--- start of PROVIDED RECORDS ---
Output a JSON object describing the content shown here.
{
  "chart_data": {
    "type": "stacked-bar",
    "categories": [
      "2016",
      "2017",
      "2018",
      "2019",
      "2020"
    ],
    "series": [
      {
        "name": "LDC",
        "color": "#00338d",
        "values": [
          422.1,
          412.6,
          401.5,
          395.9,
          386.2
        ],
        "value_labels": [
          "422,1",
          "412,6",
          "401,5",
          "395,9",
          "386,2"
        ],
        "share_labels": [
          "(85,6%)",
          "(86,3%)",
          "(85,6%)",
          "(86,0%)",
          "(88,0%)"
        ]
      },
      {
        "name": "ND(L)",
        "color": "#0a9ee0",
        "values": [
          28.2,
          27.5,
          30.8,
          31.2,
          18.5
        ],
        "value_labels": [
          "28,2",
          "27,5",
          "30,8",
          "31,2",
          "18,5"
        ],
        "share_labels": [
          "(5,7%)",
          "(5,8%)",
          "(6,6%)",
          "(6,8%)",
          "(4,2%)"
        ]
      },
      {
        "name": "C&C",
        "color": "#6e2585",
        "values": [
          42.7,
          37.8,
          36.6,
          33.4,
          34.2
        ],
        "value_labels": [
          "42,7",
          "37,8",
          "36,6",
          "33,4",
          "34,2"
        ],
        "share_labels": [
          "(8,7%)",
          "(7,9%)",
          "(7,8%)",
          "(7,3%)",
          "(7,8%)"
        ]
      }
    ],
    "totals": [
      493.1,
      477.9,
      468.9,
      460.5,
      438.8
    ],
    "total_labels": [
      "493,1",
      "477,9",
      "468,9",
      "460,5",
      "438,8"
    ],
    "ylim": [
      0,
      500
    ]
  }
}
--- end of PROVIDED RECORDS ---
WHAT THE EXERCISE ASKS:
Restate the data above word for word.

WORKED ANSWER:
Output a JSON object describing the content shown here.
{
  "chart_data": {
    "type": "stacked-bar",
    "categories": [
      "2016",
      "2017",
      "2018",
      "2019",
      "2020"
    ],
    "series": [
      {
        "name": "LDC",
        "color": "#00338d",
        "values": [
          422.1,
          412.6,
          401.5,
          395.9,
          386.2
        ],
        "value_labels": [
          "422,1",
          "412,6",
          "401,5",
          "395,9",
          "386,2"
        ],
        "share_labels": [
          "(85,6%)",
          "(86,3%)",
          "(85,6%)",
          "(86,0%)",
          "(88,0%)"
        ]
      },
      {
        "name": "ND(L)",
        "color": "#0a9ee0",
        "values": [
          28.2,
          27.5,
          30.8,
          31.2,
          18.5
        ],
        "value_labels": [
          "28,2",
          "27,5",
          "30,8",
          "31,2",
          "18,5"
        ],
        "share_labels": [
          "(5,7%)",
          "(5,8%)",
          "(6,6%)",
          "(6,8%)",
          "(4,2%)"
        ]
      },
      {
        "name": "C&C",
        "color": "#6e2585",
        "values": [
          42.7,
          37.8,
          36.6,
          33.4,
          34.2
        ],
        "value_labels": [
          "42,7",
          "37,8",
          "36,6",
          "33,4",
          "34,2"
        ],
        "share_labels": [
          "(8,7%)",
          "(7,9%)",
          "(7,8%)",
          "(7,3%)",
          "(7,8%)"
        ]
      }
    ],
    "totals": [
      493.1,
      477.9,
      468.9,
      460.5,
      438.8
    ],
    "total_labels": [
      "493,1",
      "477,9",
      "468,9",
      "460,5",
      "438,8"
    ],
    "ylim": [
      0,
      500
    ]
  }
}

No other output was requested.